• _TASK INSTRUCTIONS_:
Read the data and repeat all of it exactly.

Dataset excerpt

===============

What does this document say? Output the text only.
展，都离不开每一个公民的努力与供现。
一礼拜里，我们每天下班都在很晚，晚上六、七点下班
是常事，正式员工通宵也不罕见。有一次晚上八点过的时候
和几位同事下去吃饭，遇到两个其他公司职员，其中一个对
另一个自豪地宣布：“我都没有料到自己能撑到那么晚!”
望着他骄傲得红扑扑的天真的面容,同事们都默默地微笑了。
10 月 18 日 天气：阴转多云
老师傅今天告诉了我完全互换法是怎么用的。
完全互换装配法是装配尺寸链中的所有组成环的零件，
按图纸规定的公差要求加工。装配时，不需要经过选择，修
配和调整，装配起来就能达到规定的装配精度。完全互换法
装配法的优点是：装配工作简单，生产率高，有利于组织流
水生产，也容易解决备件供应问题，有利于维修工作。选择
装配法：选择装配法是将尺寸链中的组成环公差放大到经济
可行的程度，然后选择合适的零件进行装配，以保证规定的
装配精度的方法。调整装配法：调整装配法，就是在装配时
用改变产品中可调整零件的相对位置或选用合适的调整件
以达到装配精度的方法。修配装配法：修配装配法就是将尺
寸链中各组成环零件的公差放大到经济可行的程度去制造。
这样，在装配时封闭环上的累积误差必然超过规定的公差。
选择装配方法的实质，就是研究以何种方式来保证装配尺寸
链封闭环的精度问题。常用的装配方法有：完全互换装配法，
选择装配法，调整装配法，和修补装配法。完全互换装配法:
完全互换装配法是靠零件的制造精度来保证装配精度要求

===============

• _EXERCISE OUTPUT_:
What does this document say? Output the text only.
展，都离不开每一个公民的努力与供现。
一礼拜里，我们每天下班都在很晚，晚上六、七点下班
是常事，正式员工通宵也不罕见。有一次晚上八点过的时候
和几位同事下去吃饭，遇到两个其他公司职员，其中一个对
另一个自豪地宣布：“我都没有料到自己能撑到那么晚!”
望着他骄傲得红扑扑的天真的面容,同事们都默默地微笑了。
10 月 18 日 天气：阴转多云
老师傅今天告诉了我完全互换法是怎么用的。
完全互换装配法是装配尺寸链中的所有组成环的零件，
按图纸规定的公差要求加工。装配时，不需要经过选择，修
配和调整，装配起来就能达到规定的装配精度。完全互换法
装配法的优点是：装配工作简单，生产率高，有利于组织流
水生产，也容易解决备件供应问题，有利于维修工作。选择
装配法：选择装配法是将尺寸链中的组成环公差放大到经济
可行的程度，然后选择合适的零件进行装配，以保证规定的
装配精度的方法。调整装配法：调整装配法，就是在装配时
用改变产品中可调整零件的相对位置或选用合适的调整件
以达到装配精度的方法。修配装配法：修配装配法就是将尺
寸链中各组成环零件的公差放大到经济可行的程度去制造。
这样，在装配时封闭环上的累积误差必然超过规定的公差。
选择装配方法的实质，就是研究以何种方式来保证装配尺寸
链封闭环的精度问题。常用的装配方法有：完全互换装配法，
选择装配法，调整装配法，和修补装配法。完全互换装配法:
完全互换装配法是靠零件的制造精度来保证装配精度要求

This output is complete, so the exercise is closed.